(Dataset entries)
· · · · · · ·

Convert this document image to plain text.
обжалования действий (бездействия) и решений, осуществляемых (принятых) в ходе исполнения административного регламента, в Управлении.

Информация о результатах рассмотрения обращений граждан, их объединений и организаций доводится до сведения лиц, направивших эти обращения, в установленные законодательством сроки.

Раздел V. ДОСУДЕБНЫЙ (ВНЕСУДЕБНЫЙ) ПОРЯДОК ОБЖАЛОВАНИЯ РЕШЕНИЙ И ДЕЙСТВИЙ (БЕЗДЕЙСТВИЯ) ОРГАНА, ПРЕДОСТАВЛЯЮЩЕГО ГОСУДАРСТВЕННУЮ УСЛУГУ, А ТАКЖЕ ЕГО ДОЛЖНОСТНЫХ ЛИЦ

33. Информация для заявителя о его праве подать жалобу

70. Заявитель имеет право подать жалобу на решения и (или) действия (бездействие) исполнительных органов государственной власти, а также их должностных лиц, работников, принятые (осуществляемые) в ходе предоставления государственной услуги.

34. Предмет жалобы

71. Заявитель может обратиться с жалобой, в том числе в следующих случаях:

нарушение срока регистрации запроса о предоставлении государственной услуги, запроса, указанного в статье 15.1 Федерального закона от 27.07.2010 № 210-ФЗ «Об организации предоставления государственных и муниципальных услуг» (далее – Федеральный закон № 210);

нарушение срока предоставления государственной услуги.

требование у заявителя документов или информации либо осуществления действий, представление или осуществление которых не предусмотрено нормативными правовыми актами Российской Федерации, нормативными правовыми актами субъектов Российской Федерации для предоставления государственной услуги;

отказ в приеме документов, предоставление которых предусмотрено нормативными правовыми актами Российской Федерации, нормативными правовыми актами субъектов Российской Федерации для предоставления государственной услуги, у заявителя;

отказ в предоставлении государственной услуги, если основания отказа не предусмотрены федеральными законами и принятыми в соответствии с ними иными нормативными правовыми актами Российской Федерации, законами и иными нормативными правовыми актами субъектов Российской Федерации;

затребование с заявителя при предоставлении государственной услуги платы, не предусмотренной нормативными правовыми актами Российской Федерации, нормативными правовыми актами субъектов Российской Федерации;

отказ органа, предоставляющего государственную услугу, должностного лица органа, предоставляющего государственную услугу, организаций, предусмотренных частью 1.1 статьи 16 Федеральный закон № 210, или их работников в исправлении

· · · · · · ·

__Do this__.
Give all the records again. Match them exactly.

__Response to the task__.
Convert this document image to plain text.
обжалования действий (бездействия) и решений, осуществляемых (принятых) в ходе исполнения административного регламента, в Управлении.

Информация о результатах рассмотрения обращений граждан, их объединений и организаций доводится до сведения лиц, направивших эти обращения, в установленные законодательством сроки.

Раздел V. ДОСУДЕБНЫЙ (ВНЕСУДЕБНЫЙ) ПОРЯДОК ОБЖАЛОВАНИЯ РЕШЕНИЙ И ДЕЙСТВИЙ (БЕЗДЕЙСТВИЯ) ОРГАНА, ПРЕДОСТАВЛЯЮЩЕГО ГОСУДАРСТВЕННУЮ УСЛУГУ, А ТАКЖЕ ЕГО ДОЛЖНОСТНЫХ ЛИЦ

33. Информация для заявителя о его праве подать жалобу

70. Заявитель имеет право подать жалобу на решения и (или) действия (бездействие) исполнительных органов государственной власти, а также их должностных лиц, работников, принятые (осуществляемые) в ходе предоставления государственной услуги.

34. Предмет жалобы

71. Заявитель может обратиться с жалобой, в том числе в следующих случаях:

нарушение срока регистрации запроса о предоставлении государственной услуги, запроса, указанного в статье 15.1 Федерального закона от 27.07.2010 № 210-ФЗ «Об организации предоставления государственных и муниципальных услуг» (далее – Федеральный закон № 210);

нарушение срока предоставления государственной услуги.

требование у заявителя документов или информации либо осуществления действий, представление или осуществление которых не предусмотрено нормативными правовыми актами Российской Федерации, нормативными правовыми актами субъектов Российской Федерации для предоставления государственной услуги;

отказ в приеме документов, предоставление которых предусмотрено нормативными правовыми актами Российской Федерации, нормативными правовыми актами субъектов Российской Федерации для предоставления государственной услуги, у заявителя;

отказ в предоставлении государственной услуги, если основания отказа не предусмотрены федеральными законами и принятыми в соответствии с ними иными нормативными правовыми актами Российской Федерации, законами и иными нормативными правовыми актами субъектов Российской Федерации;

затребование с заявителя при предоставлении государственной услуги платы, не предусмотренной нормативными правовыми актами Российской Федерации, нормативными правовыми актами субъектов Российской Федерации;

отказ органа, предоставляющего государственную услугу, должностного лица органа, предоставляющего государственную услугу, организаций, предусмотренных частью 1.1 статьи 16 Федеральный закон № 210, или их работников в исправлении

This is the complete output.